#### [Given instruction]
Transcribe the records that follow, preserving every word.
— START Data lines —
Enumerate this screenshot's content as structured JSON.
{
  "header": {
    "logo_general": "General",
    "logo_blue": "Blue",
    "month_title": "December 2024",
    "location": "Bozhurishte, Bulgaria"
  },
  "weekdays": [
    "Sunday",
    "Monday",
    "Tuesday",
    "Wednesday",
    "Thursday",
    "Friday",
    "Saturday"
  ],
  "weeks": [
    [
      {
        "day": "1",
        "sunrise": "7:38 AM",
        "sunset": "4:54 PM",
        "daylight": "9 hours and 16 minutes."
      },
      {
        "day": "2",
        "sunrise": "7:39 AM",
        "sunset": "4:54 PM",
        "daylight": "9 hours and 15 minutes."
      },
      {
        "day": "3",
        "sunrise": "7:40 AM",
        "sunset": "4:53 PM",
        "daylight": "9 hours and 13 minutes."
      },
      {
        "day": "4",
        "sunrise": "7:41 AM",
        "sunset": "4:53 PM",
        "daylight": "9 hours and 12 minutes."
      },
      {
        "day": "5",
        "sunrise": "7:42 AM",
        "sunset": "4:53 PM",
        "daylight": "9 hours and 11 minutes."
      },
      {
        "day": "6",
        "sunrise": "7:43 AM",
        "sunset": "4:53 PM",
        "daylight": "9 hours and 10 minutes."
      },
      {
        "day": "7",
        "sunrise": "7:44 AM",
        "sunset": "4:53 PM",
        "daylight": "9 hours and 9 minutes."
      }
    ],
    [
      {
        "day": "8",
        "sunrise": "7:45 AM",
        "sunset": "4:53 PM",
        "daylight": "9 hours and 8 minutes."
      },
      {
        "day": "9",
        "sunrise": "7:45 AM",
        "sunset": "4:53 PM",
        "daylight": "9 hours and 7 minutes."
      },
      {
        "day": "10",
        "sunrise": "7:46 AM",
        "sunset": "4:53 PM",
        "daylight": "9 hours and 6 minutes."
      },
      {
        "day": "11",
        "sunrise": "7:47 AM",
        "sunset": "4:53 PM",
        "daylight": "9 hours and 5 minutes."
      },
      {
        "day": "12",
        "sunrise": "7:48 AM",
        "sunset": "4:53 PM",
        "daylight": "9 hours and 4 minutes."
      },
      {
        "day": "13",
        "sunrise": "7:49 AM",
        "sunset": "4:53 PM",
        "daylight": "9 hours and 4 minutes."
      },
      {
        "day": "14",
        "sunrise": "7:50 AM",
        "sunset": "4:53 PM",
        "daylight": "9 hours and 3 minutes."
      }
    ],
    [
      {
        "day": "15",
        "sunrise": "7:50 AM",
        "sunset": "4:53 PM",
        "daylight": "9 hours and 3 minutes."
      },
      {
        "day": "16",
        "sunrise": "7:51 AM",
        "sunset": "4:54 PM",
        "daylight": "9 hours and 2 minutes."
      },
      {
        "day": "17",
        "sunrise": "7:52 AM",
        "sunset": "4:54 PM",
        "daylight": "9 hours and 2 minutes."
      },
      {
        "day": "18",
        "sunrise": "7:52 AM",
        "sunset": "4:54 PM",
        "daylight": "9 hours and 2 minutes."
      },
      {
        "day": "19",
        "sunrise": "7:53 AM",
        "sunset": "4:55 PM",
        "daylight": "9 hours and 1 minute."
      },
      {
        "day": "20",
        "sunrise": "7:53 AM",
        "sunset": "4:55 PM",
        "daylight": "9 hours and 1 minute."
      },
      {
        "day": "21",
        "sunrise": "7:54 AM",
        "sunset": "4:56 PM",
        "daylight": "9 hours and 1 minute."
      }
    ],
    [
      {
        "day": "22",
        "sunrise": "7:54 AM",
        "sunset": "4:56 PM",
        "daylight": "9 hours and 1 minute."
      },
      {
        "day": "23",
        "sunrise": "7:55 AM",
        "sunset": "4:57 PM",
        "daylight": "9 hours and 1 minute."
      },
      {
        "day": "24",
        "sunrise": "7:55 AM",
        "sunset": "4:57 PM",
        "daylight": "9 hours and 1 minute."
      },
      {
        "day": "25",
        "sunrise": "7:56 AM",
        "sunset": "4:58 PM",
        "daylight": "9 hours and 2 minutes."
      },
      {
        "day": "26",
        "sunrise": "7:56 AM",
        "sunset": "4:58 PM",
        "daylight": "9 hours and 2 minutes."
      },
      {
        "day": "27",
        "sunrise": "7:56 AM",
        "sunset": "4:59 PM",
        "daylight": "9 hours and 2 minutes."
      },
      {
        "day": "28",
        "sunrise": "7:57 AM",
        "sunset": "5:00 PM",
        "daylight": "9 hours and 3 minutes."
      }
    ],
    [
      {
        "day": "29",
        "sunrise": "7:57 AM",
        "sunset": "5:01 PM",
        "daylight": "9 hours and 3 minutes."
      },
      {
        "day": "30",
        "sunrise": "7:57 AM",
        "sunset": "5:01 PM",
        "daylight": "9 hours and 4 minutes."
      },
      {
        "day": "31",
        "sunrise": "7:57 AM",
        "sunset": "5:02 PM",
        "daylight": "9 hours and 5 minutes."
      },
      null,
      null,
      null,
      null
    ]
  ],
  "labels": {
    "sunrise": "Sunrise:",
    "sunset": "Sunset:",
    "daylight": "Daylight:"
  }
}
— END Data lines —
#### [Solution for this problem]
Enumerate this screenshot's content as structured JSON.
{
  "header": {
    "logo_general": "General",
    "logo_blue": "Blue",
    "month_title": "December 2024",
    "location": "Bozhurishte, Bulgaria"
  },
  "weekdays": [
    "Sunday",
    "Monday",
    "Tuesday",
    "Wednesday",
    "Thursday",
    "Friday",
    "Saturday"
  ],
  "weeks": [
    [
      {
        "day": "1",
        "sunrise": "7:38 AM",
        "sunset": "4:54 PM",
        "daylight": "9 hours and 16 minutes."
      },
      {
        "day": "2",
        "sunrise": "7:39 AM",
        "sunset": "4:54 PM",
        "daylight": "9 hours and 15 minutes."
      },
      {
        "day": "3",
        "sunrise": "7:40 AM",
        "sunset": "4:53 PM",
        "daylight": "9 hours and 13 minutes."
      },
      {
        "day": "4",
        "sunrise": "7:41 AM",
        "sunset": "4:53 PM",
        "daylight": "9 hours and 12 minutes."
      },
      {
        "day": "5",
        "sunrise": "7:42 AM",
        "sunset": "4:53 PM",
        "daylight": "9 hours and 11 minutes."
      },
      {
        "day": "6",
        "sunrise": "7:43 AM",
        "sunset": "4:53 PM",
        "daylight": "9 hours and 10 minutes."
      },
      {
        "day": "7",
        "sunrise": "7:44 AM",
        "sunset": "4:53 PM",
        "daylight": "9 hours and 9 minutes."
      }
    ],
    [
      {
        "day": "8",
        "sunrise": "7:45 AM",
        "sunset": "4:53 PM",
        "daylight": "9 hours and 8 minutes."
      },
      {
        "day": "9",
        "sunrise": "7:45 AM",
        "sunset": "4:53 PM",
        "daylight": "9 hours and 7 minutes."
      },
      {
        "day": "10",
        "sunrise": "7:46 AM",
        "sunset": "4:53 PM",
        "daylight": "9 hours and 6 minutes."
      },
      {
        "day": "11",
        "sunrise": "7:47 AM",
        "sunset": "4:53 PM",
        "daylight": "9 hours and 5 minutes."
      },
      {
        "day": "12",
        "sunrise": "7:48 AM",
        "sunset": "4:53 PM",
        "daylight": "9 hours and 4 minutes."
      },
      {
        "day": "13",
        "sunrise": "7:49 AM",
        "sunset": "4:53 PM",
        "daylight": "9 hours and 4 minutes."
      },
      {
        "day": "14",
        "sunrise": "7:50 AM",
        "sunset": "4:53 PM",
        "daylight": "9 hours and 3 minutes."
      }
    ],
    [
      {
        "day": "15",
        "sunrise": "7:50 AM",
        "sunset": "4:53 PM",
        "daylight": "9 hours and 3 minutes."
      },
      {
        "day": "16",
        "sunrise": "7:51 AM",
        "sunset": "4:54 PM",
        "daylight": "9 hours and 2 minutes."
      },
      {
        "day": "17",
        "sunrise": "7:52 AM",
        "sunset": "4:54 PM",
        "daylight": "9 hours and 2 minutes."
      },
      {
        "day": "18",
        "sunrise": "7:52 AM",
        "sunset": "4:54 PM",
        "daylight": "9 hours and 2 minutes."
      },
      {
        "day": "19",
        "sunrise": "7:53 AM",
        "sunset": "4:55 PM",
        "daylight": "9 hours and 1 minute."
      },
      {
        "day": "20",
        "sunrise": "7:53 AM",
        "sunset": "4:55 PM",
        "daylight": "9 hours and 1 minute."
      },
      {
        "day": "21",
        "sunrise": "7:54 AM",
        "sunset": "4:56 PM",
        "daylight": "9 hours and 1 minute."
      }
    ],
    [
      {
        "day": "22",
        "sunrise": "7:54 AM",
        "sunset": "4:56 PM",
        "daylight": "9 hours and 1 minute."
      },
      {
        "day": "23",
        "sunrise": "7:55 AM",
        "sunset": "4:57 PM",
        "daylight": "9 hours and 1 minute."
      },
      {
        "day": "24",
        "sunrise": "7:55 AM",
        "sunset": "4:57 PM",
        "daylight": "9 hours and 1 minute."
      },
      {
        "day": "25",
        "sunrise": "7:56 AM",
        "sunset": "4:58 PM",
        "daylight": "9 hours and 2 minutes."
      },
      {
        "day": "26",
        "sunrise": "7:56 AM",
        "sunset": "4:58 PM",
        "daylight": "9 hours and 2 minutes."
      },
      {
        "day": "27",
        "sunrise": "7:56 AM",
        "sunset": "4:59 PM",
        "daylight": "9 hours and 2 minutes."
      },
      {
        "day": "28",
        "sunrise": "7:57 AM",
        "sunset": "5:00 PM",
        "daylight": "9 hours and 3 minutes."
      }
    ],
    [
      {
        "day": "29",
        "sunrise": "7:57 AM",
        "sunset": "5:01 PM",
        "daylight": "9 hours and 3 minutes."
      },
      {
        "day": "30",
        "sunrise": "7:57 AM",
        "sunset": "5:01 PM",
        "daylight": "9 hours and 4 minutes."
      },
      {
        "day": "31",
        "sunrise": "7:57 AM",
        "sunset": "5:02 PM",
        "daylight": "9 hours and 5 minutes."
      },
      null,
      null,
      null,
      null
    ]
  ],
  "labels": {
    "sunrise": "Sunrise:",
    "sunset": "Sunset:",
    "daylight": "Daylight:"
  }
}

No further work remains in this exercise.